▶ _Your task_:
Wherever the word "above" appears in a line, copy that line.

++++ Source material

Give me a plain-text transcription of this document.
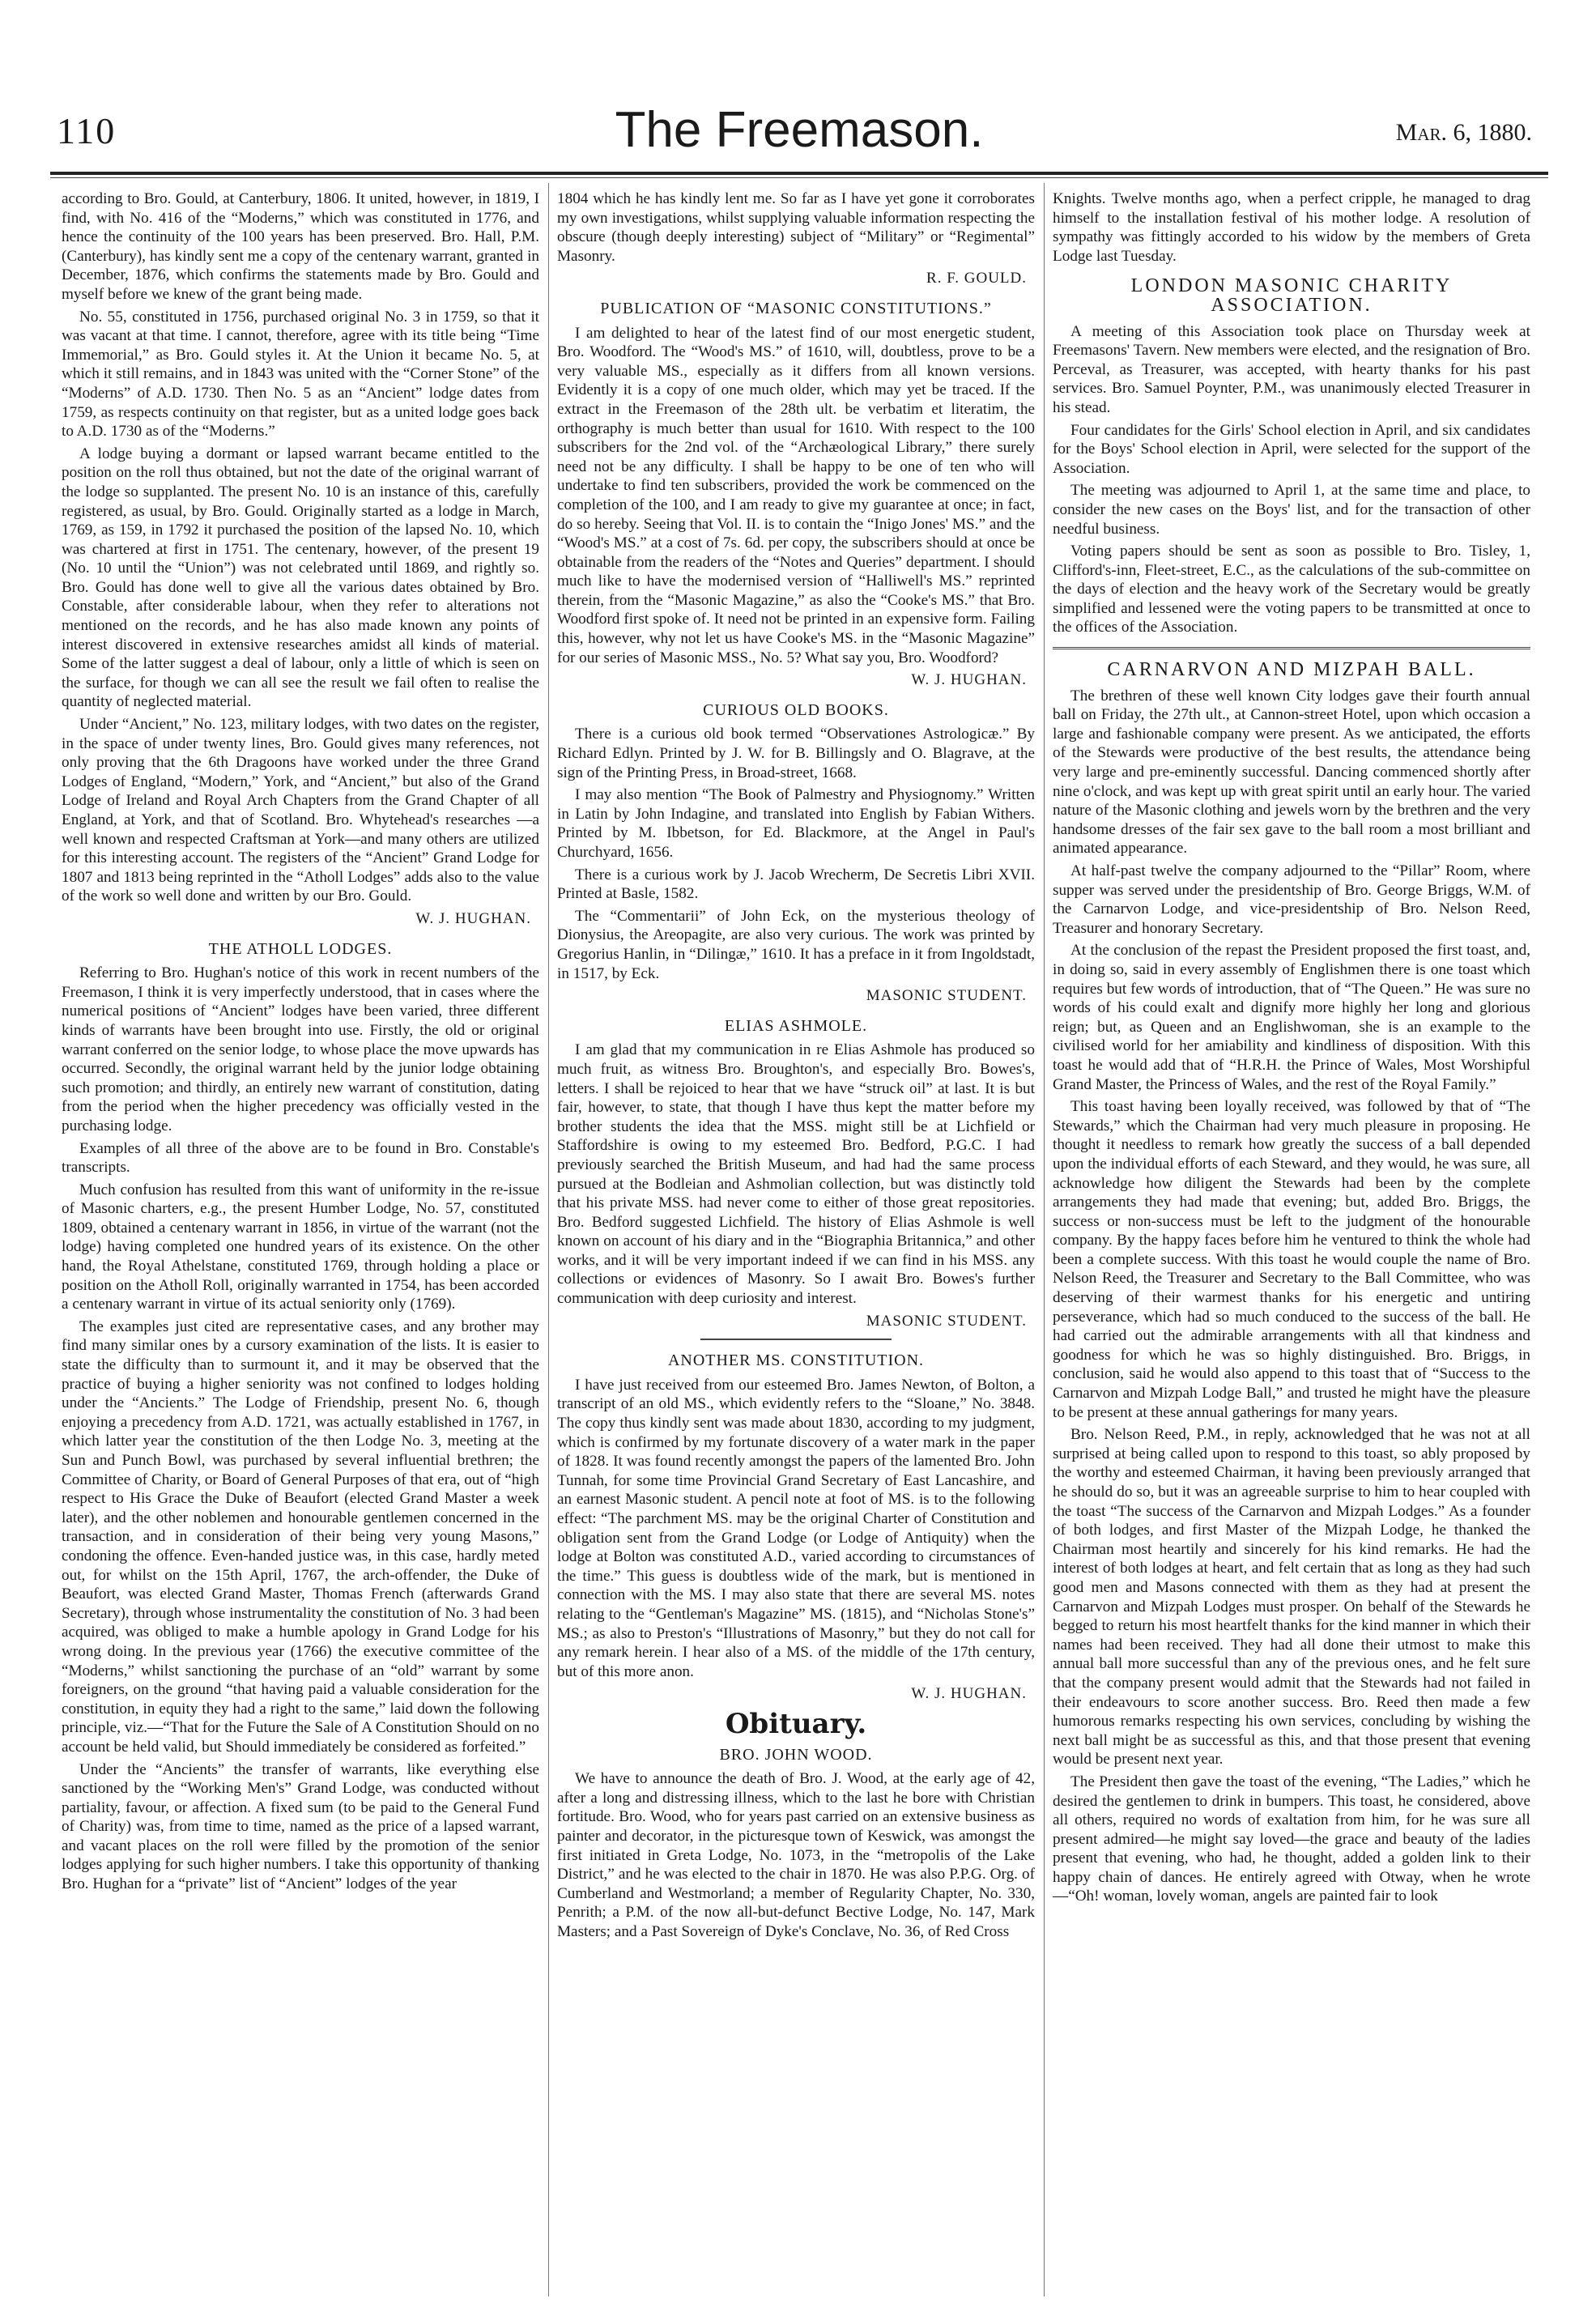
110	The Freemason.	Mar. 6, 1880.

according to Bro. Gould, at Canterbury, 1806. It united, however, in 1819, I find, with No. 416 of the “Moderns,” which was constituted in 1776, and hence the continuity of the 100 years has been preserved. Bro. Hall, P.M. (Canterbury), has kindly sent me a copy of the centenary warrant, granted in December, 1876, which confirms the statements made by Bro. Gould and myself before we knew of the grant being made.

No. 55, constituted in 1756, purchased original No. 3 in 1759, so that it was vacant at that time. I cannot, therefore, agree with its title being “Time Immemorial,” as Bro. Gould styles it. At the Union it became No. 5, at which it still remains, and in 1843 was united with the “Corner Stone” of the “Moderns” of A.D. 1730. Then No. 5 as an “Ancient” lodge dates from 1759, as respects continuity on that register, but as a united lodge goes back to A.D. 1730 as of the “Moderns.”

A lodge buying a dormant or lapsed warrant became entitled to the position on the roll thus obtained, but not the date of the original warrant of the lodge so supplanted. The present No. 10 is an instance of this, carefully registered, as usual, by Bro. Gould. Originally started as a lodge in March, 1769, as 159, in 1792 it purchased the position of the lapsed No. 10, which was chartered at first in 1751. The centenary, however, of the present 19 (No. 10 until the “Union”) was not celebrated until 1869, and rightly so. Bro. Gould has done well to give all the various dates obtained by Bro. Constable, after considerable labour, when they refer to alterations not mentioned on the records, and he has also made known any points of interest discovered in extensive researches amidst all kinds of material. Some of the latter suggest a deal of labour, only a little of which is seen on the surface, for though we can all see the result we fail often to realise the quantity of neglected material.

Under “Ancient,” No. 123, military lodges, with two dates on the register, in the space of under twenty lines, Bro. Gould gives many references, not only proving that the 6th Dragoons have worked under the three Grand Lodges of England, “Modern,” York, and “Ancient,” but also of the Grand Lodge of Ireland and Royal Arch Chapters from the Grand Chapter of all England, at York, and that of Scotland. Bro. Whytehead's researches —a well known and respected Craftsman at York—and many others are utilized for this interesting account. The registers of the “Ancient” Grand Lodge for 1807 and 1813 being reprinted in the “Atholl Lodges” adds also to the value of the work so well done and written by our Bro. Gould.

W. J. HUGHAN.
THE ATHOLL LODGES.

Referring to Bro. Hughan's notice of this work in recent numbers of the Freemason, I think it is very imperfectly understood, that in cases where the numerical positions of “Ancient” lodges have been varied, three different kinds of warrants have been brought into use. Firstly, the old or original warrant conferred on the senior lodge, to whose place the move upwards has occurred. Secondly, the original warrant held by the junior lodge obtaining such promotion; and thirdly, an entirely new warrant of constitution, dating from the period when the higher precedency was officially vested in the purchasing lodge.

Examples of all three of the above are to be found in Bro. Constable's transcripts.

Much confusion has resulted from this want of uniformity in the re-issue of Masonic charters, e.g., the present Humber Lodge, No. 57, constituted 1809, obtained a centenary warrant in 1856, in virtue of the warrant (not the lodge) having completed one hundred years of its existence. On the other hand, the Royal Athelstane, constituted 1769, through holding a place or position on the Atholl Roll, originally warranted in 1754, has been accorded a centenary warrant in virtue of its actual seniority only (1769).

The examples just cited are representative cases, and any brother may find many similar ones by a cursory examination of the lists. It is easier to state the difficulty than to surmount it, and it may be observed that the practice of buying a higher seniority was not confined to lodges holding under the “Ancients.” The Lodge of Friendship, present No. 6, though enjoying a precedency from A.D. 1721, was actually established in 1767, in which latter year the constitution of the then Lodge No. 3, meeting at the Sun and Punch Bowl, was purchased by several influential brethren; the Committee of Charity, or Board of General Purposes of that era, out of “high respect to His Grace the Duke of Beaufort (elected Grand Master a week later), and the other noblemen and honourable gentlemen concerned in the transaction, and in consideration of their being very young Masons,” condoning the offence. Even-handed justice was, in this case, hardly meted out, for whilst on the 15th April, 1767, the arch-offender, the Duke of Beaufort, was elected Grand Master, Thomas French (afterwards Grand Secretary), through whose instrumentality the constitution of No. 3 had been acquired, was obliged to make a humble apology in Grand Lodge for his wrong doing. In the previous year (1766) the executive committee of the “Moderns,” whilst sanctioning the purchase of an “old” warrant by some foreigners, on the ground “that having paid a valuable consideration for the constitution, in equity they had a right to the same,” laid down the following principle, viz.—“That for the Future the Sale of A Constitution Should on no account be held valid, but Should immediately be considered as forfeited.”

Under the “Ancients” the transfer of warrants, like everything else sanctioned by the “Working Men's” Grand Lodge, was conducted without partiality, favour, or affection. A fixed sum (to be paid to the General Fund of Charity) was, from time to time, named as the price of a lapsed warrant, and vacant places on the roll were filled by the promotion of the senior lodges applying for such higher numbers. I take this opportunity of thanking Bro. Hughan for a “private” list of “Ancient” lodges of the year

1804 which he has kindly lent me. So far as I have yet gone it corroborates my own investigations, whilst supplying valuable information respecting the obscure (though deeply interesting) subject of “Military” or “Regimental” Masonry.

R. F. GOULD.
PUBLICATION OF “MASONIC CONSTITUTIONS.”

I am delighted to hear of the latest find of our most energetic student, Bro. Woodford. The “Wood's MS.” of 1610, will, doubtless, prove to be a very valuable MS., especially as it differs from all known versions. Evidently it is a copy of one much older, which may yet be traced. If the extract in the Freemason of the 28th ult. be verbatim et literatim, the orthography is much better than usual for 1610. With respect to the 100 subscribers for the 2nd vol. of the “Archæological Library,” there surely need not be any difficulty. I shall be happy to be one of ten who will undertake to find ten subscribers, provided the work be commenced on the completion of the 100, and I am ready to give my guarantee at once; in fact, do so hereby. Seeing that Vol. II. is to contain the “Inigo Jones' MS.” and the “Wood's MS.” at a cost of 7s. 6d. per copy, the subscribers should at once be obtainable from the readers of the “Notes and Queries” department. I should much like to have the modernised version of “Halliwell's MS.” reprinted therein, from the “Masonic Magazine,” as also the “Cooke's MS.” that Bro. Woodford first spoke of. It need not be printed in an expensive form. Failing this, however, why not let us have Cooke's MS. in the “Masonic Magazine” for our series of Masonic MSS., No. 5? What say you, Bro. Woodford?

W. J. HUGHAN.
CURIOUS OLD BOOKS.

There is a curious old book termed “Observationes Astrologicæ.” By Richard Edlyn. Printed by J. W. for B. Billingsly and O. Blagrave, at the sign of the Printing Press, in Broad-street, 1668.

I may also mention “The Book of Palmestry and Physiognomy.” Written in Latin by John Indagine, and translated into English by Fabian Withers. Printed by M. Ibbetson, for Ed. Blackmore, at the Angel in Paul's Churchyard, 1656.

There is a curious work by J. Jacob Wrecherm, De Secretis Libri XVII. Printed at Basle, 1582.

The “Commentarii” of John Eck, on the mysterious theology of Dionysius, the Areopagite, are also very curious. The work was printed by Gregorius Hanlin, in “Dilingæ,” 1610. It has a preface in it from Ingoldstadt, in 1517, by Eck.

MASONIC STUDENT.
ELIAS ASHMOLE.

I am glad that my communication in re Elias Ashmole has produced so much fruit, as witness Bro. Broughton's, and especially Bro. Bowes's, letters. I shall be rejoiced to hear that we have “struck oil” at last. It is but fair, however, to state, that though I have thus kept the matter before my brother students the idea that the MSS. might still be at Lichfield or Staffordshire is owing to my esteemed Bro. Bedford, P.G.C. I had previously searched the British Museum, and had had the same process pursued at the Bodleian and Ashmolian collection, but was distinctly told that his private MSS. had never come to either of those great repositories. Bro. Bedford suggested Lichfield. The history of Elias Ashmole is well known on account of his diary and in the “Biographia Britannica,” and other works, and it will be very important indeed if we can find in his MSS. any collections or evidences of Masonry. So I await Bro. Bowes's further communication with deep curiosity and interest.

MASONIC STUDENT.
ANOTHER MS. CONSTITUTION.

I have just received from our esteemed Bro. James Newton, of Bolton, a transcript of an old MS., which evidently refers to the “Sloane,” No. 3848. The copy thus kindly sent was made about 1830, according to my judgment, which is confirmed by my fortunate discovery of a water mark in the paper of 1828. It was found recently amongst the papers of the lamented Bro. John Tunnah, for some time Provincial Grand Secretary of East Lancashire, and an earnest Masonic student. A pencil note at foot of MS. is to the following effect: “The parchment MS. may be the original Charter of Constitution and obligation sent from the Grand Lodge (or Lodge of Antiquity) when the lodge at Bolton was constituted A.D., varied according to circumstances of the time.” This guess is doubtless wide of the mark, but is mentioned in connection with the MS. I may also state that there are several MS. notes relating to the “Gentleman's Magazine” MS. (1815), and “Nicholas Stone's” MS.; as also to Preston's “Illustrations of Masonry,” but they do not call for any remark herein. I hear also of a MS. of the middle of the 17th century, but of this more anon.

W. J. HUGHAN.
Obituary.
BRO. JOHN WOOD.

We have to announce the death of Bro. J. Wood, at the early age of 42, after a long and distressing illness, which to the last he bore with Christian fortitude. Bro. Wood, who for years past carried on an extensive business as painter and decorator, in the picturesque town of Keswick, was amongst the first initiated in Greta Lodge, No. 1073, in the “metropolis of the Lake District,” and he was elected to the chair in 1870. He was also P.P.G. Org. of Cumberland and Westmorland; a member of Regularity Chapter, No. 330, Penrith; a P.M. of the now all-but-defunct Bective Lodge, No. 147, Mark Masters; and a Past Sovereign of Dyke's Conclave, No. 36, of Red Cross

Knights. Twelve months ago, when a perfect cripple, he managed to drag himself to the installation festival of his mother lodge. A resolution of sympathy was fittingly accorded to his widow by the members of Greta Lodge last Tuesday.

LONDON MASONIC CHARITY ASSOCIATION.

A meeting of this Association took place on Thursday week at Freemasons' Tavern. New members were elected, and the resignation of Bro. Perceval, as Treasurer, was accepted, with hearty thanks for his past services. Bro. Samuel Poynter, P.M., was unanimously elected Treasurer in his stead.

Four candidates for the Girls' School election in April, and six candidates for the Boys' School election in April, were selected for the support of the Association.

The meeting was adjourned to April 1, at the same time and place, to consider the new cases on the Boys' list, and for the transaction of other needful business.

Voting papers should be sent as soon as possible to Bro. Tisley, 1, Clifford's-inn, Fleet-street, E.C., as the calculations of the sub-committee on the days of election and the heavy work of the Secretary would be greatly simplified and lessened were the voting papers to be transmitted at once to the offices of the Association.

CARNARVON AND MIZPAH BALL.

The brethren of these well known City lodges gave their fourth annual ball on Friday, the 27th ult., at Cannon-street Hotel, upon which occasion a large and fashionable company were present. As we anticipated, the efforts of the Stewards were productive of the best results, the attendance being very large and pre-eminently successful. Dancing commenced shortly after nine o'clock, and was kept up with great spirit until an early hour. The varied nature of the Masonic clothing and jewels worn by the brethren and the very handsome dresses of the fair sex gave to the ball room a most brilliant and animated appearance.

At half-past twelve the company adjourned to the “Pillar” Room, where supper was served under the presidentship of Bro. George Briggs, W.M. of the Carnarvon Lodge, and vice-presidentship of Bro. Nelson Reed, Treasurer and honorary Secretary.

At the conclusion of the repast the President proposed the first toast, and, in doing so, said in every assembly of Englishmen there is one toast which requires but few words of introduction, that of “The Queen.” He was sure no words of his could exalt and dignify more highly her long and glorious reign; but, as Queen and an Englishwoman, she is an example to the civilised world for her amiability and kindliness of disposition. With this toast he would add that of “H.R.H. the Prince of Wales, Most Worshipful Grand Master, the Princess of Wales, and the rest of the Royal Family.”

This toast having been loyally received, was followed by that of “The Stewards,” which the Chairman had very much pleasure in proposing. He thought it needless to remark how greatly the success of a ball depended upon the individual efforts of each Steward, and they would, he was sure, all acknowledge how diligent the Stewards had been by the complete arrangements they had made that evening; but, added Bro. Briggs, the success or non-success must be left to the judgment of the honourable company. By the happy faces before him he ventured to think the whole had been a complete success. With this toast he would couple the name of Bro. Nelson Reed, the Treasurer and Secretary to the Ball Committee, who was deserving of their warmest thanks for his energetic and untiring perseverance, which had so much conduced to the success of the ball. He had carried out the admirable arrangements with all that kindness and goodness for which he was so highly distinguished. Bro. Briggs, in conclusion, said he would also append to this toast that of “Success to the Carnarvon and Mizpah Lodge Ball,” and trusted he might have the pleasure to be present at these annual gatherings for many years.

Bro. Nelson Reed, P.M., in reply, acknowledged that he was not at all surprised at being called upon to respond to this toast, so ably proposed by the worthy and esteemed Chairman, it having been previously arranged that he should do so, but it was an agreeable surprise to him to hear coupled with the toast “The success of the Carnarvon and Mizpah Lodges.” As a founder of both lodges, and first Master of the Mizpah Lodge, he thanked the Chairman most heartily and sincerely for his kind remarks. He had the interest of both lodges at heart, and felt certain that as long as they had such good men and Masons connected with them as they had at present the Carnarvon and Mizpah Lodges must prosper. On behalf of the Stewards he begged to return his most heartfelt thanks for the kind manner in which their names had been received. They had all done their utmost to make this annual ball more successful than any of the previous ones, and he felt sure that the company present would admit that the Stewards had not failed in their endeavours to score another success. Bro. Reed then made a few humorous remarks respecting his own services, concluding by wishing the next ball might be as successful as this, and that those present that evening would be present next year.

The President then gave the toast of the evening, “The Ladies,” which he desired the gentlemen to drink in bumpers. This toast, he considered, above all others, required no words of exaltation from him, for he was sure all present admired—he might say loved—the grace and beauty of the ladies present that evening, who had, he thought, added a golden link to their happy chain of dances. He entirely agreed with Otway, when he wrote—“Oh! woman, lovely woman, angels are painted fair to look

++++++++

▶ _The output_:
Examples of all three of the above are to be found in Bro. Constable's transcripts.
The President then gave the toast of the evening, “The Ladies,” which he desired the gentlemen to drink in bumpers. This toast, he considered, above all others, required no words of exaltation from him, for he was sure all present admired—he might say loved—the grace and beauty of the ladies present that evening, who had, he thought, added a golden link to their happy chain of dances. He entirely agreed with Otway, when he wrote—“Oh! woman, lovely woman, angels are painted fair to look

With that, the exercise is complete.